# Missing In Action Cougar Ii



## BlueKnight (Oct 29, 2009)

USPS and Canada Post have to be the worst for speedy delivery....sheesh. Twelve days for a three day service!









Anyway...Here it is flanked by the Accutron and Aquaracer. It's a small watch. The bead blasted finish is impeccable.


----------



## jimbotime (May 20, 2009)

got to say the others are nice but that cougar is purrrrfect.


----------



## mrteatime (Oct 25, 2006)

that looks mint.......


----------



## BlueKnight (Oct 29, 2009)

mrteatime said:


> that looks mint.......


It's a brand new watch from West Coast Time. They do mods on O&W's


----------



## mrteatime (Oct 25, 2006)

BlueKnight said:


> mrteatime said:
> 
> 
> > that looks mint.......
> ...


think i might be contacting howard then


----------



## BlueKnight (Oct 29, 2009)

mrteatime said:


> think i might be contacting howard then


Seems like a nice guy. Do you want his address and phone? I know he has a couple different models for sale.


----------



## mrteatime (Oct 25, 2006)

BlueKnight said:


> mrteatime said:
> 
> 
> > think i might be contacting howard then
> ...


i have one of howards awesome business cards


----------



## mjolnir (Jan 3, 2006)

I really like the blue hand on that. Stands out well against the dial.



mrteatime said:


> i have one of howards awesome business cards


I've seen you mention these before Shawn. I'm intrigued... Don't suppose you have a picture of it?


----------



## BlueKnight (Oct 29, 2009)

Not awesome but he does have a sense of humor.


----------



## PaulBoy (Dec 2, 2007)

Superb looking O&W - The blasted look works well & the blue second sweep is a nice touch - Health to wear ... Paul :thumbsup:


----------



## sheepshearer (Oct 27, 2009)

» REQUIRED ACTIONS:
1 > Condense the paragraph in the thread that begins "Anyway...Here it is flanked" into a short list that keeps its main facts.
2 > Repeat the thread word for word, starting with "Anyway...Here it is" and going on through "cougar is purrrrfect.".
None of the lines have anything to do with this work.

» EXTRACTED DATA:
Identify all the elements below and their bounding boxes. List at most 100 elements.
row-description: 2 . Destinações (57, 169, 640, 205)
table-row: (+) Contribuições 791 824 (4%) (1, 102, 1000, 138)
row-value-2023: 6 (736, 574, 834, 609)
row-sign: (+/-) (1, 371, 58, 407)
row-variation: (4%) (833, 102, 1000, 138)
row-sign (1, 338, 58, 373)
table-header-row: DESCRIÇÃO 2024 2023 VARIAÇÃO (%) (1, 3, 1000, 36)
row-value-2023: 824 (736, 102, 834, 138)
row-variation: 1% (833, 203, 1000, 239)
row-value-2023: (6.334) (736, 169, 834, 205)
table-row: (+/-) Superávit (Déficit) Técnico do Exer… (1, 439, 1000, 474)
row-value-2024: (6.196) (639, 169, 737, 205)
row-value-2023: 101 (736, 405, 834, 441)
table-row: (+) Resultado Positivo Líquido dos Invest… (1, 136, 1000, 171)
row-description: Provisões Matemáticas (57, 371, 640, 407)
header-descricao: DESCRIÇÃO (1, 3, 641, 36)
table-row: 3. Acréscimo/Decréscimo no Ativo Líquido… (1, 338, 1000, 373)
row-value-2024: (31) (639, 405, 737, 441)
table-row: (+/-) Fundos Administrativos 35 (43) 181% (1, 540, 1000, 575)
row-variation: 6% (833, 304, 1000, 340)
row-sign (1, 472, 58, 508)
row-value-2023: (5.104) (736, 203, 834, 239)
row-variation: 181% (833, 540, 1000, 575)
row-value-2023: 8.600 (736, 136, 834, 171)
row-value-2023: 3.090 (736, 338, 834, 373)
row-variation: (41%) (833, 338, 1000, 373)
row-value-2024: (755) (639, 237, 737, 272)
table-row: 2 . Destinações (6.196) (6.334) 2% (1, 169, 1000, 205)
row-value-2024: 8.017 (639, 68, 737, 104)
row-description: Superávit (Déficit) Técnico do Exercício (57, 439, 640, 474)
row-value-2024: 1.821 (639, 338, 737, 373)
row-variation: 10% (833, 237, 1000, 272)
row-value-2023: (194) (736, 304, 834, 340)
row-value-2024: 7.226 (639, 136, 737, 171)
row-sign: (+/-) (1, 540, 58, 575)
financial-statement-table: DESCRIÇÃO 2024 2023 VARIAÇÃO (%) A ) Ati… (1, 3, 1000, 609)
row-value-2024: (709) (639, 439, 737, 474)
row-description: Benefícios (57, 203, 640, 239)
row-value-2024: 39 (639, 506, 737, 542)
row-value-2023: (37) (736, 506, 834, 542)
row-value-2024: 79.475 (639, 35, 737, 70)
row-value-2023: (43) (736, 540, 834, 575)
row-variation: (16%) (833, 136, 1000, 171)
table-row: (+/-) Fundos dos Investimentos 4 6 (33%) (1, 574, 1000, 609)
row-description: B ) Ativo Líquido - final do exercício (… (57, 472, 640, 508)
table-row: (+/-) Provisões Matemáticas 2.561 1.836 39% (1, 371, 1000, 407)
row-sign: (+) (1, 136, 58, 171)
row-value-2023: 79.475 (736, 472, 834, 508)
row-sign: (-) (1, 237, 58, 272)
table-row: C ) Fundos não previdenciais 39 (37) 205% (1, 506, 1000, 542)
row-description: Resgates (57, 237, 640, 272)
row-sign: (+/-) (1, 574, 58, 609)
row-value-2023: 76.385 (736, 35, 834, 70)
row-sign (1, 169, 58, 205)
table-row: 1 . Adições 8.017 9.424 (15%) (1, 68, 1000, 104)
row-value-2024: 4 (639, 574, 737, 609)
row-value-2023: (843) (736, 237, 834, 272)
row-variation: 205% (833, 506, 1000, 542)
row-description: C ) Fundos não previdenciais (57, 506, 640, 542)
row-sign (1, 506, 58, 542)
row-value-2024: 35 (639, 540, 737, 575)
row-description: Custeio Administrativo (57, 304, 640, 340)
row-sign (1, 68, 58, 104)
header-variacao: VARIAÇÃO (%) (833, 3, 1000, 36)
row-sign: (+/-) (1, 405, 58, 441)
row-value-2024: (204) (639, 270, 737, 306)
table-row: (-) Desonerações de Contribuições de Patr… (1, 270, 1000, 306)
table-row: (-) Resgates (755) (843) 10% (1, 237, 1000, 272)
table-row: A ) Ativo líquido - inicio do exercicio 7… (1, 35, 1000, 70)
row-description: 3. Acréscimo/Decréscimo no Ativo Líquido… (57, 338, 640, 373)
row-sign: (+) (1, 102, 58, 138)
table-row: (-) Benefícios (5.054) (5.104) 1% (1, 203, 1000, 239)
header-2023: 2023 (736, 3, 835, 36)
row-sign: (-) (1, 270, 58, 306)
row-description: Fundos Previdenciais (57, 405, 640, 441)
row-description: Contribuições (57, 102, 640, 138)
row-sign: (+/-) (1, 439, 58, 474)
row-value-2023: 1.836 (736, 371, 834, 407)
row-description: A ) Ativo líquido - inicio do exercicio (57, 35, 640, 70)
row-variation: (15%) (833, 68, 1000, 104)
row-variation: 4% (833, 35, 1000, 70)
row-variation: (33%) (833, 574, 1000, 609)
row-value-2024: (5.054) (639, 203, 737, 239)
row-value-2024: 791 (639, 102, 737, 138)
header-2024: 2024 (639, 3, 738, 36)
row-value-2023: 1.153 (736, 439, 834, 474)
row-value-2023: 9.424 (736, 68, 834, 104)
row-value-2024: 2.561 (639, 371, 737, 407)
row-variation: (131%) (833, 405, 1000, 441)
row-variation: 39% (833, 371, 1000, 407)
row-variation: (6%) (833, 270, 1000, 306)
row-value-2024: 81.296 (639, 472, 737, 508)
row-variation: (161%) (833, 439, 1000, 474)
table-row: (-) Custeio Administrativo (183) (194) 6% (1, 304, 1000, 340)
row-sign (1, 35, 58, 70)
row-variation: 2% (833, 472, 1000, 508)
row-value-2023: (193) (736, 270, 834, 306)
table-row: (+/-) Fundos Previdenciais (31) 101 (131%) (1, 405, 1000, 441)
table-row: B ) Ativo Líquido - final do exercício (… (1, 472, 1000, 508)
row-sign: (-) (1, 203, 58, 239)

» SOLUTION LIST:
1 >
- The watch is shown between the Accutron and the Aquaracer.
- It is a small watch.
- Its bead blasted finish is impeccable.

2 >
Anyway...Here it is flanked by the Accutron and Aquaracer. It's a small watch. The bead blasted finish is impeccable.


----------



## jimbotime (May 20, 2009)

got to say the others are nice but that cougar is purrrrfect.